START

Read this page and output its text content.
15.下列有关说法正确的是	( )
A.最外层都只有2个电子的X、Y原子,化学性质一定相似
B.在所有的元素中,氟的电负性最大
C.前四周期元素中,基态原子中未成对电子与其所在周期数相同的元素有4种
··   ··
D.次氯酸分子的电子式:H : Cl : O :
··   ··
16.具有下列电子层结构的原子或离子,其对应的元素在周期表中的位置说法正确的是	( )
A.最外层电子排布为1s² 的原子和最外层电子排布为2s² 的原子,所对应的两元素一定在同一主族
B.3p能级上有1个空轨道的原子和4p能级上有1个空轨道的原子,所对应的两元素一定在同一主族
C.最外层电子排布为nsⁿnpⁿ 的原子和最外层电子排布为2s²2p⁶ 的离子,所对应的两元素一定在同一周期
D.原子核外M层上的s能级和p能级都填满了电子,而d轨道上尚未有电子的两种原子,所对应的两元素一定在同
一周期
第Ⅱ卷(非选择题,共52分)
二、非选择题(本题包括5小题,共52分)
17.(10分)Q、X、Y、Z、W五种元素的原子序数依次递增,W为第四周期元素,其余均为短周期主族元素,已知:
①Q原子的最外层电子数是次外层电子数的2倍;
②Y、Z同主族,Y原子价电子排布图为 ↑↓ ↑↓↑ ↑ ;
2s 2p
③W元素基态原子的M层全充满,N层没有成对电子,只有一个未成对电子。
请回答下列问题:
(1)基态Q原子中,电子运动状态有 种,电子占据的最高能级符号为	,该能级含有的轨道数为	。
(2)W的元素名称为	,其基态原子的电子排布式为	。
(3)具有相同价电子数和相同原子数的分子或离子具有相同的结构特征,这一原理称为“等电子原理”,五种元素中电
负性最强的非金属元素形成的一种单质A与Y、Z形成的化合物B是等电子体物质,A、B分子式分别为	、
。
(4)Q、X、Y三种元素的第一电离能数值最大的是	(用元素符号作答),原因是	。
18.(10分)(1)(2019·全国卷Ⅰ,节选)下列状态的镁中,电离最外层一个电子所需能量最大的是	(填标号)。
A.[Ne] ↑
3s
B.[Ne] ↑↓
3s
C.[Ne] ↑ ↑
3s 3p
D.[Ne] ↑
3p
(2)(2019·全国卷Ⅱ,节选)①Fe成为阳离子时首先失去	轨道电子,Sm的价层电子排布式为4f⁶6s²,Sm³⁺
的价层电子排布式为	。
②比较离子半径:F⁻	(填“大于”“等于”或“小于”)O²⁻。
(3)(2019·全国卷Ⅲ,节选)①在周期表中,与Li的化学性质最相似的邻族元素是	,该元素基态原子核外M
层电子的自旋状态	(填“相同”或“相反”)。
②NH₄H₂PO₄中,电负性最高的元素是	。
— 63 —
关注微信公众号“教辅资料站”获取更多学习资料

END

Task details: All lines holding the word "所对应的两元素一定在同一主族" should be picked out and copied.

Task output:
A.最外层电子排布为1s² 的原子和最外层电子排布为2s² 的原子,所对应的两元素一定在同一主族
B.3p能级上有1个空轨道的原子和4p能级上有1个空轨道的原子,所对应的两元素一定在同一主族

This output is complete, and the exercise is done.